• _Your goal_
Across the entries below, count the lines in which the word "arrow" occurs. Reply with the count alone.

• _Material for this task_
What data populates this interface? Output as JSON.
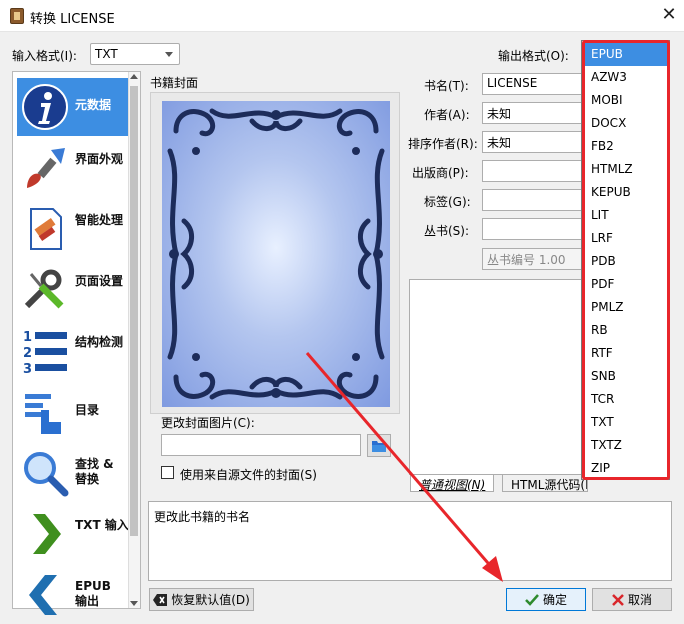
{
  "window": {
    "title": "转换 LICENSE",
    "close_glyph": "✕"
  },
  "input_format": {
    "label": "输入格式(I):",
    "value": "TXT"
  },
  "output_format": {
    "label": "输出格式(O):"
  },
  "sidebar": {
    "items": [
      {
        "label": "元数据",
        "icon": "info-icon",
        "selected": true
      },
      {
        "label": "界面外观",
        "icon": "brush-icon"
      },
      {
        "label": "智能处理",
        "icon": "document-icon"
      },
      {
        "label": "页面设置",
        "icon": "wrench-screwdriver-icon"
      },
      {
        "label": "结构检测",
        "icon": "numbered-list-icon"
      },
      {
        "label": "目录",
        "icon": "toc-icon"
      },
      {
        "label": "查找 &\n替换",
        "icon": "magnifier-icon"
      },
      {
        "label": "TXT 输入",
        "icon": "arrow-right-icon"
      },
      {
        "label": "EPUB\n输出",
        "icon": "arrow-left-icon"
      }
    ]
  },
  "cover": {
    "section_label": "书籍封面",
    "change_label": "更改封面图片(C):",
    "path_value": "",
    "use_source_label": "使用来自源文件的封面(S)",
    "use_source_checked": false
  },
  "metadata": {
    "title_label": "书名(T):",
    "title_value": "LICENSE",
    "author_label": "作者(A):",
    "author_value": "未知",
    "sort_author_label": "排序作者(R):",
    "sort_author_value": "未知",
    "publisher_label": "出版商(P):",
    "publisher_value": "",
    "tags_label": "标签(G):",
    "tags_value": "",
    "series_label": "丛书(S):",
    "series_value": "",
    "series_index_placeholder": "丛书编号 1.00"
  },
  "comments": {
    "tab_normal": "普通视图(N)",
    "tab_html": "HTML源代码(H)",
    "hint": "更改此书籍的书名"
  },
  "output_formats": {
    "options": [
      "EPUB",
      "AZW3",
      "MOBI",
      "DOCX",
      "FB2",
      "HTMLZ",
      "KEPUB",
      "LIT",
      "LRF",
      "PDB",
      "PDF",
      "PMLZ",
      "RB",
      "RTF",
      "SNB",
      "TCR",
      "TXT",
      "TXTZ",
      "ZIP"
    ],
    "selected": "EPUB"
  },
  "buttons": {
    "restore_defaults": "恢复默认值(D)",
    "ok": "确定",
    "cancel": "取消"
  },
  "colors": {
    "accent": "#3d8ee2",
    "highlight_red": "#e8262b"
  }
}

• _Output of the task_
2